▸ **Task objective**:
Find the lines holding "pośredników" and copy them.
— Start Dataset rows —
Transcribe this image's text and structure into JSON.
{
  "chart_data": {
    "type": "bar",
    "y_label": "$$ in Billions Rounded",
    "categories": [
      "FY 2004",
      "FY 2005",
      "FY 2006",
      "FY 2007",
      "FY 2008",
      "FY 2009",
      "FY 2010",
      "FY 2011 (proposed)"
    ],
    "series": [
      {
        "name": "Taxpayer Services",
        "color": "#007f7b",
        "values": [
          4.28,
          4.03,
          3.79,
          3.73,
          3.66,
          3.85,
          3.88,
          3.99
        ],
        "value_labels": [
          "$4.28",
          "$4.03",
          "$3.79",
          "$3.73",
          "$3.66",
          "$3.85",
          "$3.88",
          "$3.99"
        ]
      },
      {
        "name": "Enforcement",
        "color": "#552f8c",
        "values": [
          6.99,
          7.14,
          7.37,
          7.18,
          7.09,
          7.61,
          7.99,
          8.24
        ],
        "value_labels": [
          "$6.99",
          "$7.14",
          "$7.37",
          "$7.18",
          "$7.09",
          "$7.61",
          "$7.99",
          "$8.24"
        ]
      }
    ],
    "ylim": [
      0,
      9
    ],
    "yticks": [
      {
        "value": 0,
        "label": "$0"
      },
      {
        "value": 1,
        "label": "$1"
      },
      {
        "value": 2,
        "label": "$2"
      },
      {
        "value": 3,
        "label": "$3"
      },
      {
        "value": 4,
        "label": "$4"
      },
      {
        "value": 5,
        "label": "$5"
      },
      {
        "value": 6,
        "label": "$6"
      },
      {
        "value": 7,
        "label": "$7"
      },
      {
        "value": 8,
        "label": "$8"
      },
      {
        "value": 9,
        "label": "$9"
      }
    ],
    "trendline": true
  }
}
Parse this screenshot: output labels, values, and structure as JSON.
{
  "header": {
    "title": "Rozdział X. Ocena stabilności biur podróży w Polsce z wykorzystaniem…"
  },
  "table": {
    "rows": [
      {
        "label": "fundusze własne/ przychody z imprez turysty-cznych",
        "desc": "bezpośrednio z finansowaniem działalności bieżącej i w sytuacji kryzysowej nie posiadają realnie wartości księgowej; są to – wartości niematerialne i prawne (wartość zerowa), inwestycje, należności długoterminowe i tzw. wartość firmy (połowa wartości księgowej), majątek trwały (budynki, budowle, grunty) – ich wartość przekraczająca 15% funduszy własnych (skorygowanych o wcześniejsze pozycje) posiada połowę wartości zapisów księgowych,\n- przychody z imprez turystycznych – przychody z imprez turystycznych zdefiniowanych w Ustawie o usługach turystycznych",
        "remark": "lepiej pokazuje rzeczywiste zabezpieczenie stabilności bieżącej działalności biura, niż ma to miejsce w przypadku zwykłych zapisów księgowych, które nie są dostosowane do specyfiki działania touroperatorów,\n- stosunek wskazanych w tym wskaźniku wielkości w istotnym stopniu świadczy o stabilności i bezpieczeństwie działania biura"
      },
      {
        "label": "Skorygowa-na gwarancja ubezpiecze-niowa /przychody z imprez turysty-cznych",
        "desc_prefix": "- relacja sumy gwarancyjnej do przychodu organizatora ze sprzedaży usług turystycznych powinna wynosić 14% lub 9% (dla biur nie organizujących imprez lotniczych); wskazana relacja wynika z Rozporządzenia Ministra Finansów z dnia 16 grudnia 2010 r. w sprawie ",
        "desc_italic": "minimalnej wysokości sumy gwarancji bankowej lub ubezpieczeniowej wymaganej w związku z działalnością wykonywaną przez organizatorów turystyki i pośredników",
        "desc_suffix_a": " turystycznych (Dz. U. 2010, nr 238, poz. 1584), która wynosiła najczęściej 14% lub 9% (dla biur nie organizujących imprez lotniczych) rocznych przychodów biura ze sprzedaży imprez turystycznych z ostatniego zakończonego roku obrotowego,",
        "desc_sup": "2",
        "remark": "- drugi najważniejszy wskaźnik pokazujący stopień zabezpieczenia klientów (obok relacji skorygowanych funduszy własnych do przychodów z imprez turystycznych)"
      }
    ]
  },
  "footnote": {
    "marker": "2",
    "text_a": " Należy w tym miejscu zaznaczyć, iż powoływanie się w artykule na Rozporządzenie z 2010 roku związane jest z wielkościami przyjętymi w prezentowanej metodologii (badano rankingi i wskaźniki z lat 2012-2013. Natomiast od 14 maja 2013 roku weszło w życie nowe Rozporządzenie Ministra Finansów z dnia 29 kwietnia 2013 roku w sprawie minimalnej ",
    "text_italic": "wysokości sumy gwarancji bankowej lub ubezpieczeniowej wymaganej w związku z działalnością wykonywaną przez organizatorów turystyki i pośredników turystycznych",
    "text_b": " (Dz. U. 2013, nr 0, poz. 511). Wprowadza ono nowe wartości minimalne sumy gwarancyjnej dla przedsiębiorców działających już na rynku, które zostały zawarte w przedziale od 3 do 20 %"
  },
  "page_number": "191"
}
— End Dataset rows —
▸ **Solved problem**:
        "desc_italic": "minimalnej wysokości sumy gwarancji bankowej lub ubezpieczeniowej wymaganej w związku z działalnością wykonywaną przez organizatorów turystyki i pośredników",
    "text_italic": "wysokości sumy gwarancji bankowej lub ubezpieczeniowej wymaganej w związku z działalnością wykonywaną przez organizatorów turystyki i pośredników turystycznych",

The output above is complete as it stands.